<<<<

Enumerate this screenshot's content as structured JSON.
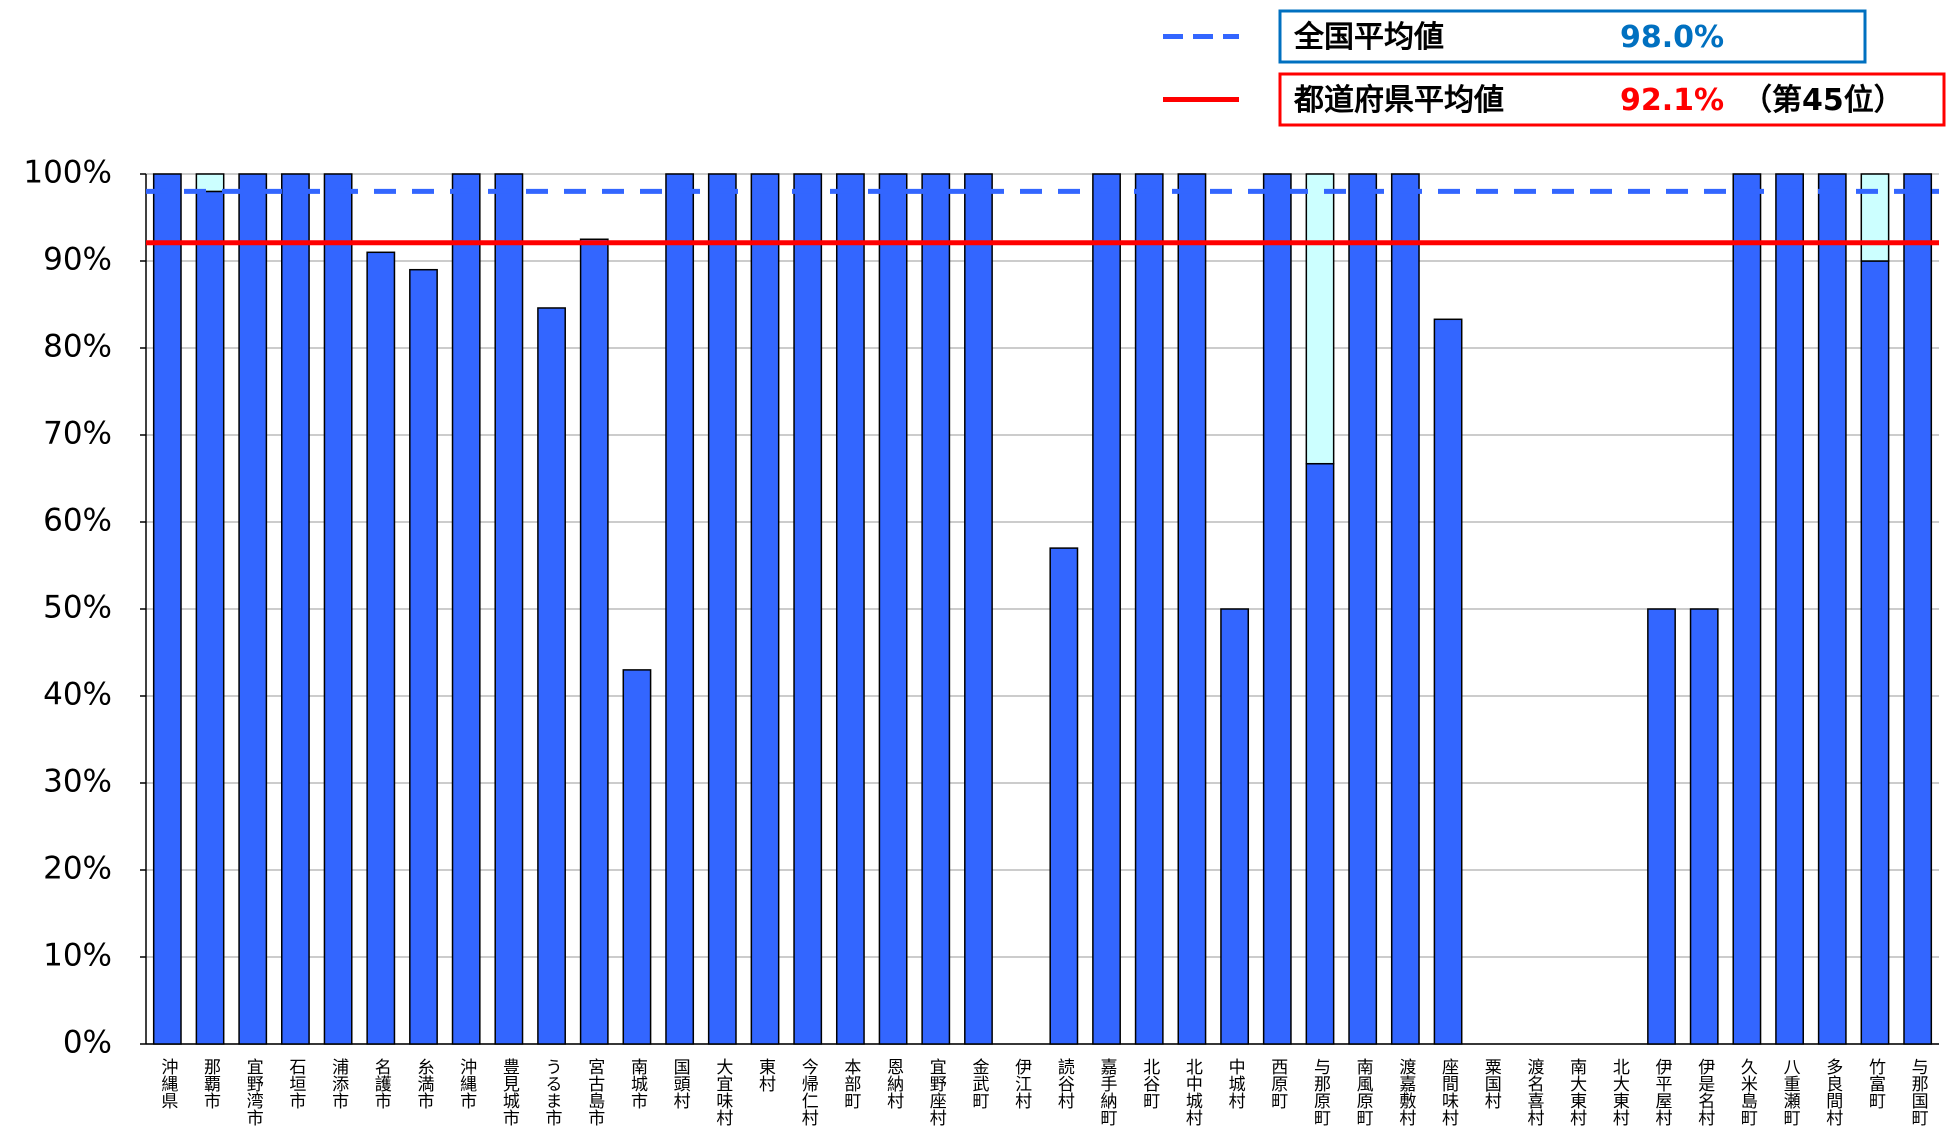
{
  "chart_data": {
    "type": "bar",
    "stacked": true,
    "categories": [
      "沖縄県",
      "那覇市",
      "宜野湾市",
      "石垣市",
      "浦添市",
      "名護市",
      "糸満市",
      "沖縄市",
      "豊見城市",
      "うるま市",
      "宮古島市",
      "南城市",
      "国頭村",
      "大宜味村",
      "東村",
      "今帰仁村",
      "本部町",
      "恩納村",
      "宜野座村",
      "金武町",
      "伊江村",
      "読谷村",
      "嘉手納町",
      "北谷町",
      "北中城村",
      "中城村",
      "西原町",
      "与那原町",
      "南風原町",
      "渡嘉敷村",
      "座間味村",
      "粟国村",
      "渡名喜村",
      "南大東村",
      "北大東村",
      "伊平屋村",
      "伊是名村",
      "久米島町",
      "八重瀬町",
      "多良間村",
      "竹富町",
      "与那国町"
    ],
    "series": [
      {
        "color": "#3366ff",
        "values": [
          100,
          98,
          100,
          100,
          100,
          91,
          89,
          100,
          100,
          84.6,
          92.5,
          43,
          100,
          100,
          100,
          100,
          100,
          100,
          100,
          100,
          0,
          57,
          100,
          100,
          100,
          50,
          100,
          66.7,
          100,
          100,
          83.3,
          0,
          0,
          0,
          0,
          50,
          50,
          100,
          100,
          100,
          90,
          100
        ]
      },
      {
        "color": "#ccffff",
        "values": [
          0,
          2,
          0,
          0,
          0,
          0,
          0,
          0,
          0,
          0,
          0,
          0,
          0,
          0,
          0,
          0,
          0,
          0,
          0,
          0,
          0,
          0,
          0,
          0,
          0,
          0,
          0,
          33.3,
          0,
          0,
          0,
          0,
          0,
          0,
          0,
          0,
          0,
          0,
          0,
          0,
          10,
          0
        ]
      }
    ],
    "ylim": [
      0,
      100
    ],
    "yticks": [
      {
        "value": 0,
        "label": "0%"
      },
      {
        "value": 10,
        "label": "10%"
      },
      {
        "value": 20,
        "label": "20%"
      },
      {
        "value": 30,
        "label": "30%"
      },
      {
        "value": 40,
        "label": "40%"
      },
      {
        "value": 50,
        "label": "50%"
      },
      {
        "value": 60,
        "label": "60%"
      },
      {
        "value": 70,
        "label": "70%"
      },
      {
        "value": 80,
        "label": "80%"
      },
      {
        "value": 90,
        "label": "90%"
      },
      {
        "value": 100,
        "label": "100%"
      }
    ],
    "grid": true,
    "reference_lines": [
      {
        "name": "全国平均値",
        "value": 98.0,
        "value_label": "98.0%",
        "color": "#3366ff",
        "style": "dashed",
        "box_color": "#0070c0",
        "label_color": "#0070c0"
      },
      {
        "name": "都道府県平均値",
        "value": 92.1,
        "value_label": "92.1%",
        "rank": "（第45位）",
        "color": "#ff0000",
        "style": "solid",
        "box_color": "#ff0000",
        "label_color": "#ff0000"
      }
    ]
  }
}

>>>>

__Set problem__
Quote each line of the listing exactly, but leave the pictures out.

__Correct response__
Enumerate this screenshot's content as structured JSON.
{
  "chart_data": {
    "type": "bar",
    "stacked": true,
    "categories": [
      "沖縄県",
      "那覇市",
      "宜野湾市",
      "石垣市",
      "浦添市",
      "名護市",
      "糸満市",
      "沖縄市",
      "豊見城市",
      "うるま市",
      "宮古島市",
      "南城市",
      "国頭村",
      "大宜味村",
      "東村",
      "今帰仁村",
      "本部町",
      "恩納村",
      "宜野座村",
      "金武町",
      "伊江村",
      "読谷村",
      "嘉手納町",
      "北谷町",
      "北中城村",
      "中城村",
      "西原町",
      "与那原町",
      "南風原町",
      "渡嘉敷村",
      "座間味村",
      "粟国村",
      "渡名喜村",
      "南大東村",
      "北大東村",
      "伊平屋村",
      "伊是名村",
      "久米島町",
      "八重瀬町",
      "多良間村",
      "竹富町",
      "与那国町"
    ],
    "series": [
      {
        "color": "#3366ff",
        "values": [
          100,
          98,
          100,
          100,
          100,
          91,
          89,
          100,
          100,
          84.6,
          92.5,
          43,
          100,
          100,
          100,
          100,
          100,
          100,
          100,
          100,
          0,
          57,
          100,
          100,
          100,
          50,
          100,
          66.7,
          100,
          100,
          83.3,
          0,
          0,
          0,
          0,
          50,
          50,
          100,
          100,
          100,
          90,
          100
        ]
      },
      {
        "color": "#ccffff",
        "values": [
          0,
          2,
          0,
          0,
          0,
          0,
          0,
          0,
          0,
          0,
          0,
          0,
          0,
          0,
          0,
          0,
          0,
          0,
          0,
          0,
          0,
          0,
          0,
          0,
          0,
          0,
          0,
          33.3,
          0,
          0,
          0,
          0,
          0,
          0,
          0,
          0,
          0,
          0,
          0,
          0,
          10,
          0
        ]
      }
    ],
    "ylim": [
      0,
      100
    ],
    "yticks": [
      {
        "value": 0,
        "label": "0%"
      },
      {
        "value": 10,
        "label": "10%"
      },
      {
        "value": 20,
        "label": "20%"
      },
      {
        "value": 30,
        "label": "30%"
      },
      {
        "value": 40,
        "label": "40%"
      },
      {
        "value": 50,
        "label": "50%"
      },
      {
        "value": 60,
        "label": "60%"
      },
      {
        "value": 70,
        "label": "70%"
      },
      {
        "value": 80,
        "label": "80%"
      },
      {
        "value": 90,
        "label": "90%"
      },
      {
        "value": 100,
        "label": "100%"
      }
    ],
    "grid": true,
    "reference_lines": [
      {
        "name": "全国平均値",
        "value": 98.0,
        "value_label": "98.0%",
        "color": "#3366ff",
        "style": "dashed",
        "box_color": "#0070c0",
        "label_color": "#0070c0"
      },
      {
        "name": "都道府県平均値",
        "value": 92.1,
        "value_label": "92.1%",
        "rank": "（第45位）",
        "color": "#ff0000",
        "style": "solid",
        "box_color": "#ff0000",
        "label_color": "#ff0000"
      }
    ]
  }
}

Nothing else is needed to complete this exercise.